*SHORT EXERCISE*:
Your task is to copy the material exactly.

[Saved entries]
>> BEGIN

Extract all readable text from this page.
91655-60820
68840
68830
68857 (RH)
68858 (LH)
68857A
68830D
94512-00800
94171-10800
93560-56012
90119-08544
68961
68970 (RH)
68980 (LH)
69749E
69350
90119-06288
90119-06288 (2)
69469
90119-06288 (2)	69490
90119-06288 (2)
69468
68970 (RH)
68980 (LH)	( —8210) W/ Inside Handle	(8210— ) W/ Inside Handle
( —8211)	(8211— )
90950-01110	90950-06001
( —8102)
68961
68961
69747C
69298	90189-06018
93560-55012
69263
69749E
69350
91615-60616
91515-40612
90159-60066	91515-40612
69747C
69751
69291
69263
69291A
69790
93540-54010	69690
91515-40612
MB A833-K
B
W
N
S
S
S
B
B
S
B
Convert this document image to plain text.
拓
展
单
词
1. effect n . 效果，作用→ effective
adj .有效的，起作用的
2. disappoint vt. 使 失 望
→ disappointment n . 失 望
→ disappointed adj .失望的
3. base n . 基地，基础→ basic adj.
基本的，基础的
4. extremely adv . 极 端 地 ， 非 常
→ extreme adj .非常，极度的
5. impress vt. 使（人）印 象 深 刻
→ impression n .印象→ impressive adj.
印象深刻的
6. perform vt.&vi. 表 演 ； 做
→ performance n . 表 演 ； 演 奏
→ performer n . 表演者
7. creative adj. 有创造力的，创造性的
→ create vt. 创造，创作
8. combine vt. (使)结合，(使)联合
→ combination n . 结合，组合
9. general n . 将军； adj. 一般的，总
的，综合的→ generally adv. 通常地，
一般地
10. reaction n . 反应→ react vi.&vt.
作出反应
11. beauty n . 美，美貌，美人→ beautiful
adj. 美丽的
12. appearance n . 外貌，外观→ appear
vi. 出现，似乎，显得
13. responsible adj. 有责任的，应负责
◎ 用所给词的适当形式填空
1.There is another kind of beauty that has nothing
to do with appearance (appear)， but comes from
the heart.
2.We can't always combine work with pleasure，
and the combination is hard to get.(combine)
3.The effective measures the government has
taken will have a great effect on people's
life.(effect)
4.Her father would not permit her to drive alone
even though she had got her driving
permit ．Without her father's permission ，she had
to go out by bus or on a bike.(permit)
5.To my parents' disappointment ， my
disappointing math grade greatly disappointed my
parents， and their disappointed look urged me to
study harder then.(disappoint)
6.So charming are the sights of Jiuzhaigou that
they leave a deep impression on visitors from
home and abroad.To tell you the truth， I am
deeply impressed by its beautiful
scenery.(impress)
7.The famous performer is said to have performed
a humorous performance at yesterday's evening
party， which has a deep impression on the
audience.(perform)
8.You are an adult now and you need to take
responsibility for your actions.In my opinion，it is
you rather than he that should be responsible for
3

>> END

*RESPONSE TO THE EXERCISE*:
Extract all readable text from this page.
91655-60820
68840
68830
68857 (RH)
68858 (LH)
68857A
68830D
94512-00800
94171-10800
93560-56012
90119-08544
68961
68970 (RH)
68980 (LH)
69749E
69350
90119-06288
90119-06288 (2)
69469
90119-06288 (2)	69490
90119-06288 (2)
69468
68970 (RH)
68980 (LH)	( —8210) W/ Inside Handle	(8210— ) W/ Inside Handle
( —8211)	(8211— )
90950-01110	90950-06001
( —8102)
68961
68961
69747C
69298	90189-06018
93560-55012
69263
69749E
69350
91615-60616
91515-40612
90159-60066	91515-40612
69747C
69751
69291
69263
69291A
69790
93540-54010	69690
91515-40612
MB A833-K
B
W
N
S
S
S
B
B
S
B
Convert this document image to plain text.
拓
展
单
词
1. effect n . 效果，作用→ effective
adj .有效的，起作用的
2. disappoint vt. 使 失 望
→ disappointment n . 失 望
→ disappointed adj .失望的
3. base n . 基地，基础→ basic adj.
基本的，基础的
4. extremely adv . 极 端 地 ， 非 常
→ extreme adj .非常，极度的
5. impress vt. 使（人）印 象 深 刻
→ impression n .印象→ impressive adj.
印象深刻的
6. perform vt.&vi. 表 演 ； 做
→ performance n . 表 演 ； 演 奏
→ performer n . 表演者
7. creative adj. 有创造力的，创造性的
→ create vt. 创造，创作
8. combine vt. (使)结合，(使)联合
→ combination n . 结合，组合
9. general n . 将军； adj. 一般的，总
的，综合的→ generally adv. 通常地，
一般地
10. reaction n . 反应→ react vi.&vt.
作出反应
11. beauty n . 美，美貌，美人→ beautiful
adj. 美丽的
12. appearance n . 外貌，外观→ appear
vi. 出现，似乎，显得
13. responsible adj. 有责任的，应负责
◎ 用所给词的适当形式填空
1.There is another kind of beauty that has nothing
to do with appearance (appear)， but comes from
the heart.
2.We can't always combine work with pleasure，
and the combination is hard to get.(combine)
3.The effective measures the government has
taken will have a great effect on people's
life.(effect)
4.Her father would not permit her to drive alone
even though she had got her driving
permit ．Without her father's permission ，she had
to go out by bus or on a bike.(permit)
5.To my parents' disappointment ， my
disappointing math grade greatly disappointed my
parents， and their disappointed look urged me to
study harder then.(disappoint)
6.So charming are the sights of Jiuzhaigou that
they leave a deep impression on visitors from
home and abroad.To tell you the truth， I am
deeply impressed by its beautiful
scenery.(impress)
7.The famous performer is said to have performed
a humorous performance at yesterday's evening
party， which has a deep impression on the
audience.(perform)
8.You are an adult now and you need to take
responsibility for your actions.In my opinion，it is
you rather than he that should be responsible for
3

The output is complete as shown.